*EXERCISE INSTRUCTIONS*:
Output the material beneath this task exactly, images excluded.

*DATASET ROWS*:

[BEGIN]

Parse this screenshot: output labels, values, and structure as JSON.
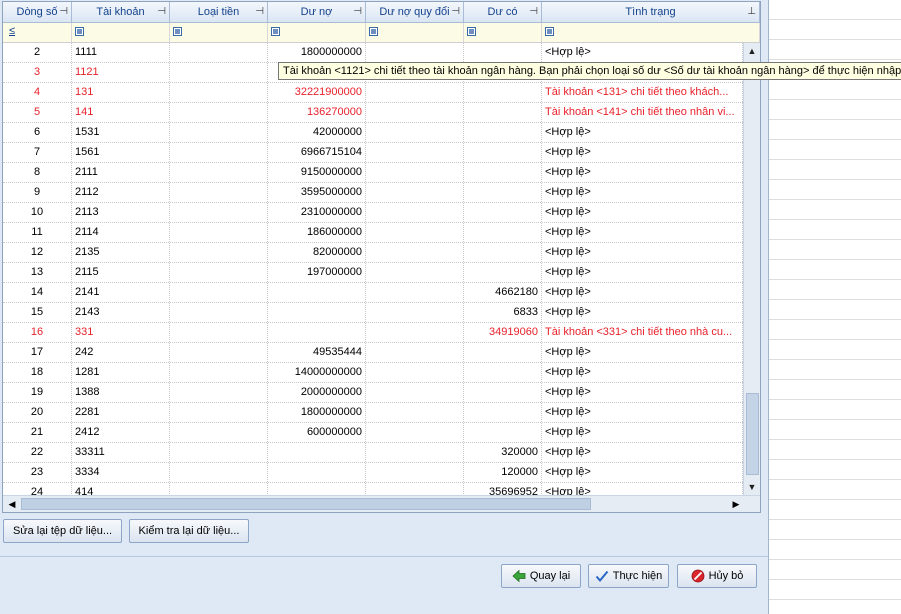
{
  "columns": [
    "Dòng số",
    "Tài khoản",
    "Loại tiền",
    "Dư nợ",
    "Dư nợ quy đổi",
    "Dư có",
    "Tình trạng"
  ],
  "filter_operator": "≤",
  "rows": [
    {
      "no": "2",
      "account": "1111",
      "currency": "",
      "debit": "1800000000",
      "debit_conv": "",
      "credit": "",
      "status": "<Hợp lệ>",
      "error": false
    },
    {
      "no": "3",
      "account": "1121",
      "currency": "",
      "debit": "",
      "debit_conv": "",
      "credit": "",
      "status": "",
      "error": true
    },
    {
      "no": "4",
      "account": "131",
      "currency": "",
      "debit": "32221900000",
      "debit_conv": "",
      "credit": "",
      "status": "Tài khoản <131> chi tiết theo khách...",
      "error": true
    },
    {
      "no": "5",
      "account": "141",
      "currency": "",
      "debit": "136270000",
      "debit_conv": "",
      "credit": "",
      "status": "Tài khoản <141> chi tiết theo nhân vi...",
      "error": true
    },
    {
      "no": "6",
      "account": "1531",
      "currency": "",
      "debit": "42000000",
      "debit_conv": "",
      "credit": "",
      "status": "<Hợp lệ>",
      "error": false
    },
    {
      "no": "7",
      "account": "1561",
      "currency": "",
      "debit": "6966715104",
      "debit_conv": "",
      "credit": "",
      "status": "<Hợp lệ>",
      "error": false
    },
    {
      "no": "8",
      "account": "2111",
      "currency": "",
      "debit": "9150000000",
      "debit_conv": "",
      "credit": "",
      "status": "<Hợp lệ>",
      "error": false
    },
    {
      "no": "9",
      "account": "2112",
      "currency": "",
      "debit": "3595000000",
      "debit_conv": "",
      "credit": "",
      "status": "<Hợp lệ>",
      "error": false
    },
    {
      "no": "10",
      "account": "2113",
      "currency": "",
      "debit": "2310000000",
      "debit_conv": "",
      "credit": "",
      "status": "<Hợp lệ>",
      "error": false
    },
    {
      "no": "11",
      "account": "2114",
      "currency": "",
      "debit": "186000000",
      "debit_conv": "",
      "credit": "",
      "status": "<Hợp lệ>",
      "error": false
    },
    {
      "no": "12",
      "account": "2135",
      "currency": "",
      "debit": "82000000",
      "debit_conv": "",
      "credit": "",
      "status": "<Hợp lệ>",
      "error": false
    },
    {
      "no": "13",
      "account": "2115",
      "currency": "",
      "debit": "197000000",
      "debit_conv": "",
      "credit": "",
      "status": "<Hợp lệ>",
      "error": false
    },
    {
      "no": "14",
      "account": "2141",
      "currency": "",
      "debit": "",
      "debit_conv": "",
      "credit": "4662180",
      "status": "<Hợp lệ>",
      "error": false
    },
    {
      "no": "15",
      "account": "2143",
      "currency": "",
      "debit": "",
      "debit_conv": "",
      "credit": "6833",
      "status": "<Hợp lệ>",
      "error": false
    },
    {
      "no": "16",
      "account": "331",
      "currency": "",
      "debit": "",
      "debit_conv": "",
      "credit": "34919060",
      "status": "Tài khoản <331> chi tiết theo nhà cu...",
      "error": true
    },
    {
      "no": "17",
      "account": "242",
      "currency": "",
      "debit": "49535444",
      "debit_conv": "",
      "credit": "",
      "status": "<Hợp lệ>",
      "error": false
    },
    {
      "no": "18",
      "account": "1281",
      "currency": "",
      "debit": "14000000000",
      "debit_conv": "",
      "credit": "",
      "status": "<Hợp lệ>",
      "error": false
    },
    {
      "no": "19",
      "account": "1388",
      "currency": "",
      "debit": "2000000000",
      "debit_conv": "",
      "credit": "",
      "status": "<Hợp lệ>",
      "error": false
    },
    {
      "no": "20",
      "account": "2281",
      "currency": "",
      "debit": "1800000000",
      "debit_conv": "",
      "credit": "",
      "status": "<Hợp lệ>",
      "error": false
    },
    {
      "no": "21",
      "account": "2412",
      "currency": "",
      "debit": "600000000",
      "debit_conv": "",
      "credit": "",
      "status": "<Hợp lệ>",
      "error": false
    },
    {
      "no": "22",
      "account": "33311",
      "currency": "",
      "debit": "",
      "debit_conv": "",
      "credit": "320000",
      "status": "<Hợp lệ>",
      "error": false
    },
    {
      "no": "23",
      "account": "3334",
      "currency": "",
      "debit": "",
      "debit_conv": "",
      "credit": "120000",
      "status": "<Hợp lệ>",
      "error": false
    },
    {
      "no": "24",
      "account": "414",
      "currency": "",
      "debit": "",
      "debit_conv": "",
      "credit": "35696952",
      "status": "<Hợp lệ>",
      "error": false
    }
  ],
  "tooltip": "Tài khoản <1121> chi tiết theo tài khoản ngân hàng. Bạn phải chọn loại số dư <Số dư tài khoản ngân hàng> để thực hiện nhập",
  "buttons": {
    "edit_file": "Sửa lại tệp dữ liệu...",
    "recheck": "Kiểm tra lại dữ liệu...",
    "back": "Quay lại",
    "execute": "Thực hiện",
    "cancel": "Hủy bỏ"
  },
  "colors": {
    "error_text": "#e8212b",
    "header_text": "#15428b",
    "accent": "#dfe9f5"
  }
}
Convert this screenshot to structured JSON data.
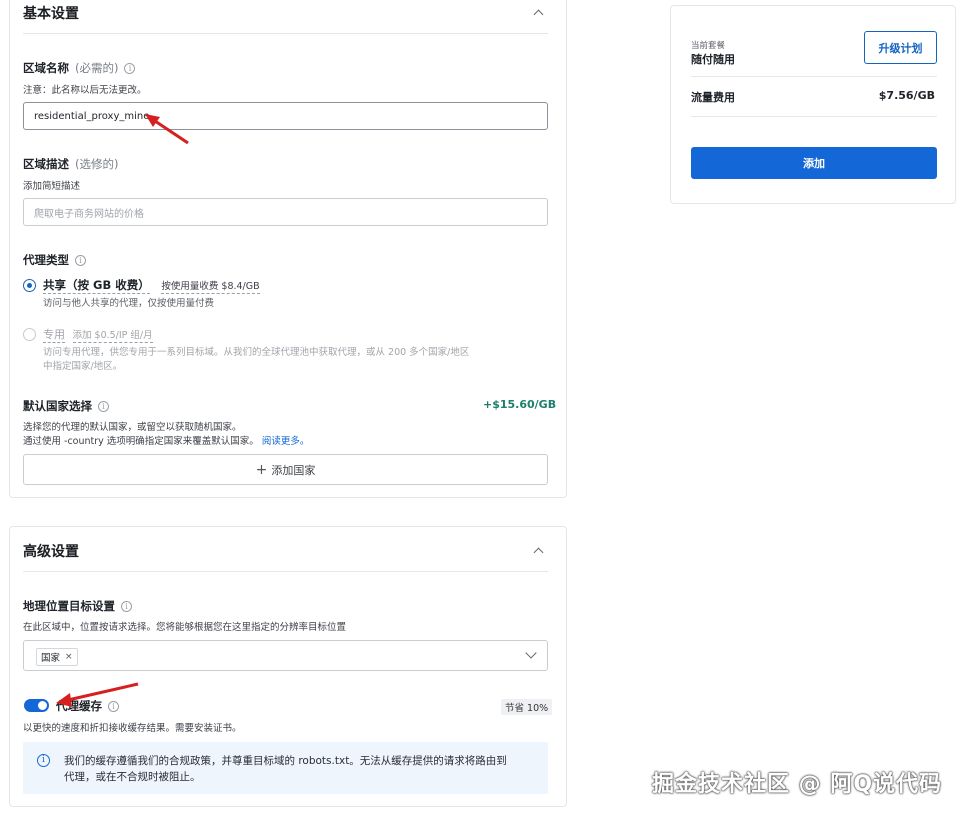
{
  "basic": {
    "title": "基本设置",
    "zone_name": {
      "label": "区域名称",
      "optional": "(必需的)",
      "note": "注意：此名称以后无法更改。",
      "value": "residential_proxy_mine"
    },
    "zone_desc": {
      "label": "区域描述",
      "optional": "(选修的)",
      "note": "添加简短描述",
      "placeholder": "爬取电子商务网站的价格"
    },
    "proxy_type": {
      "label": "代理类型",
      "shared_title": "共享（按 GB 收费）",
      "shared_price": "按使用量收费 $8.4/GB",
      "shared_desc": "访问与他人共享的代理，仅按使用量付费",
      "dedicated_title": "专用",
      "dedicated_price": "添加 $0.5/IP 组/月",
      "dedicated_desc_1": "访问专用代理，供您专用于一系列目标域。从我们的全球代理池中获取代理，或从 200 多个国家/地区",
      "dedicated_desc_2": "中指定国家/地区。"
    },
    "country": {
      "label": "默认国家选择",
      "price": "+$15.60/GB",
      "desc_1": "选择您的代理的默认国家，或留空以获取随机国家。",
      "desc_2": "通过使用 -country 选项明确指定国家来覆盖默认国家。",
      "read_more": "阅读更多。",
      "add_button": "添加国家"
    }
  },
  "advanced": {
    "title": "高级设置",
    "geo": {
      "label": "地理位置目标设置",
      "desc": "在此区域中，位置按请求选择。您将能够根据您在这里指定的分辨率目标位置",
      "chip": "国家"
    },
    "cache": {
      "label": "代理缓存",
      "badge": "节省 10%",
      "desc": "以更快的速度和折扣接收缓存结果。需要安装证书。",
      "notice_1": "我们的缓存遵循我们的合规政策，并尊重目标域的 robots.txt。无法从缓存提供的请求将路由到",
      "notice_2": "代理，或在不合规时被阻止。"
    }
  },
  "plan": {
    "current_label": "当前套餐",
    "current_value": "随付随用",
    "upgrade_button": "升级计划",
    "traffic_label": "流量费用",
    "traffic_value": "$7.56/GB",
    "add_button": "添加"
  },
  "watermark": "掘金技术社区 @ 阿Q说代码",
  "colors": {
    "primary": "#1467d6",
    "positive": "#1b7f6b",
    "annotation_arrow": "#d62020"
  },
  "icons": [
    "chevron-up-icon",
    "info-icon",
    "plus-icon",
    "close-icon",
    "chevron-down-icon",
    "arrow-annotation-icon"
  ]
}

[END]

*RESULT OF THIS TASK*:
Parse this screenshot: output labels, values, and structure as JSON.
{
  "columns": [
    "Dòng số",
    "Tài khoản",
    "Loại tiền",
    "Dư nợ",
    "Dư nợ quy đổi",
    "Dư có",
    "Tình trạng"
  ],
  "filter_operator": "≤",
  "rows": [
    {
      "no": "2",
      "account": "1111",
      "currency": "",
      "debit": "1800000000",
      "debit_conv": "",
      "credit": "",
      "status": "<Hợp lệ>",
      "error": false
    },
    {
      "no": "3",
      "account": "1121",
      "currency": "",
      "debit": "",
      "debit_conv": "",
      "credit": "",
      "status": "",
      "error": true
    },
    {
      "no": "4",
      "account": "131",
      "currency": "",
      "debit": "32221900000",
      "debit_conv": "",
      "credit": "",
      "status": "Tài khoản <131> chi tiết theo khách...",
      "error": true
    },
    {
      "no": "5",
      "account": "141",
      "currency": "",
      "debit": "136270000",
      "debit_conv": "",
      "credit": "",
      "status": "Tài khoản <141> chi tiết theo nhân vi...",
      "error": true
    },
    {
      "no": "6",
      "account": "1531",
      "currency": "",
      "debit": "42000000",
      "debit_conv": "",
      "credit": "",
      "status": "<Hợp lệ>",
      "error": false
    },
    {
      "no": "7",
      "account": "1561",
      "currency": "",
      "debit": "6966715104",
      "debit_conv": "",
      "credit": "",
      "status": "<Hợp lệ>",
      "error": false
    },
    {
      "no": "8",
      "account": "2111",
      "currency": "",
      "debit": "9150000000",
      "debit_conv": "",
      "credit": "",
      "status": "<Hợp lệ>",
      "error": false
    },
    {
      "no": "9",
      "account": "2112",
      "currency": "",
      "debit": "3595000000",
      "debit_conv": "",
      "credit": "",
      "status": "<Hợp lệ>",
      "error": false
    },
    {
      "no": "10",
      "account": "2113",
      "currency": "",
      "debit": "2310000000",
      "debit_conv": "",
      "credit": "",
      "status": "<Hợp lệ>",
      "error": false
    },
    {
      "no": "11",
      "account": "2114",
      "currency": "",
      "debit": "186000000",
      "debit_conv": "",
      "credit": "",
      "status": "<Hợp lệ>",
      "error": false
    },
    {
      "no": "12",
      "account": "2135",
      "currency": "",
      "debit": "82000000",
      "debit_conv": "",
      "credit": "",
      "status": "<Hợp lệ>",
      "error": false
    },
    {
      "no": "13",
      "account": "2115",
      "currency": "",
      "debit": "197000000",
      "debit_conv": "",
      "credit": "",
      "status": "<Hợp lệ>",
      "error": false
    },
    {
      "no": "14",
      "account": "2141",
      "currency": "",
      "debit": "",
      "debit_conv": "",
      "credit": "4662180",
      "status": "<Hợp lệ>",
      "error": false
    },
    {
      "no": "15",
      "account": "2143",
      "currency": "",
      "debit": "",
      "debit_conv": "",
      "credit": "6833",
      "status": "<Hợp lệ>",
      "error": false
    },
    {
      "no": "16",
      "account": "331",
      "currency": "",
      "debit": "",
      "debit_conv": "",
      "credit": "34919060",
      "status": "Tài khoản <331> chi tiết theo nhà cu...",
      "error": true
    },
    {
      "no": "17",
      "account": "242",
      "currency": "",
      "debit": "49535444",
      "debit_conv": "",
      "credit": "",
      "status": "<Hợp lệ>",
      "error": false
    },
    {
      "no": "18",
      "account": "1281",
      "currency": "",
      "debit": "14000000000",
      "debit_conv": "",
      "credit": "",
      "status": "<Hợp lệ>",
      "error": false
    },
    {
      "no": "19",
      "account": "1388",
      "currency": "",
      "debit": "2000000000",
      "debit_conv": "",
      "credit": "",
      "status": "<Hợp lệ>",
      "error": false
    },
    {
      "no": "20",
      "account": "2281",
      "currency": "",
      "debit": "1800000000",
      "debit_conv": "",
      "credit": "",
      "status": "<Hợp lệ>",
      "error": false
    },
    {
      "no": "21",
      "account": "2412",
      "currency": "",
      "debit": "600000000",
      "debit_conv": "",
      "credit": "",
      "status": "<Hợp lệ>",
      "error": false
    },
    {
      "no": "22",
      "account": "33311",
      "currency": "",
      "debit": "",
      "debit_conv": "",
      "credit": "320000",
      "status": "<Hợp lệ>",
      "error": false
    },
    {
      "no": "23",
      "account": "3334",
      "currency": "",
      "debit": "",
      "debit_conv": "",
      "credit": "120000",
      "status": "<Hợp lệ>",
      "error": false
    },
    {
      "no": "24",
      "account": "414",
      "currency": "",
      "debit": "",
      "debit_conv": "",
      "credit": "35696952",
      "status": "<Hợp lệ>",
      "error": false
    }
  ],
  "tooltip": "Tài khoản <1121> chi tiết theo tài khoản ngân hàng. Bạn phải chọn loại số dư <Số dư tài khoản ngân hàng> để thực hiện nhập",
  "buttons": {
    "edit_file": "Sửa lại tệp dữ liệu...",
    "recheck": "Kiểm tra lại dữ liệu...",
    "back": "Quay lại",
    "execute": "Thực hiện",
    "cancel": "Hủy bỏ"
  },
  "colors": {
    "error_text": "#e8212b",
    "header_text": "#15428b",
    "accent": "#dfe9f5"
  }
}
Convert this screenshot to structured JSON data.
{
  "basic": {
    "title": "基本设置",
    "zone_name": {
      "label": "区域名称",
      "optional": "(必需的)",
      "note": "注意：此名称以后无法更改。",
      "value": "residential_proxy_mine"
    },
    "zone_desc": {
      "label": "区域描述",
      "optional": "(选修的)",
      "note": "添加简短描述",
      "placeholder": "爬取电子商务网站的价格"
    },
    "proxy_type": {
      "label": "代理类型",
      "shared_title": "共享（按 GB 收费）",
      "shared_price": "按使用量收费 $8.4/GB",
      "shared_desc": "访问与他人共享的代理，仅按使用量付费",
      "dedicated_title": "专用",
      "dedicated_price": "添加 $0.5/IP 组/月",
      "dedicated_desc_1": "访问专用代理，供您专用于一系列目标域。从我们的全球代理池中获取代理，或从 200 多个国家/地区",
      "dedicated_desc_2": "中指定国家/地区。"
    },
    "country": {
      "label": "默认国家选择",
      "price": "+$15.60/GB",
      "desc_1": "选择您的代理的默认国家，或留空以获取随机国家。",
      "desc_2": "通过使用 -country 选项明确指定国家来覆盖默认国家。",
      "read_more": "阅读更多。",
      "add_button": "添加国家"
    }
  },
  "advanced": {
    "title": "高级设置",
    "geo": {
      "label": "地理位置目标设置",
      "desc": "在此区域中，位置按请求选择。您将能够根据您在这里指定的分辨率目标位置",
      "chip": "国家"
    },
    "cache": {
      "label": "代理缓存",
      "badge": "节省 10%",
      "desc": "以更快的速度和折扣接收缓存结果。需要安装证书。",
      "notice_1": "我们的缓存遵循我们的合规政策，并尊重目标域的 robots.txt。无法从缓存提供的请求将路由到",
      "notice_2": "代理，或在不合规时被阻止。"
    }
  },
  "plan": {
    "current_label": "当前套餐",
    "current_value": "随付随用",
    "upgrade_button": "升级计划",
    "traffic_label": "流量费用",
    "traffic_value": "$7.56/GB",
    "add_button": "添加"
  },
  "watermark": "掘金技术社区 @ 阿Q说代码",
  "colors": {
    "primary": "#1467d6",
    "positive": "#1b7f6b",
    "annotation_arrow": "#d62020"
  },
  "icons": [
    "chevron-up-icon",
    "info-icon",
    "plus-icon",
    "close-icon",
    "chevron-down-icon",
    "arrow-annotation-icon"
  ]
}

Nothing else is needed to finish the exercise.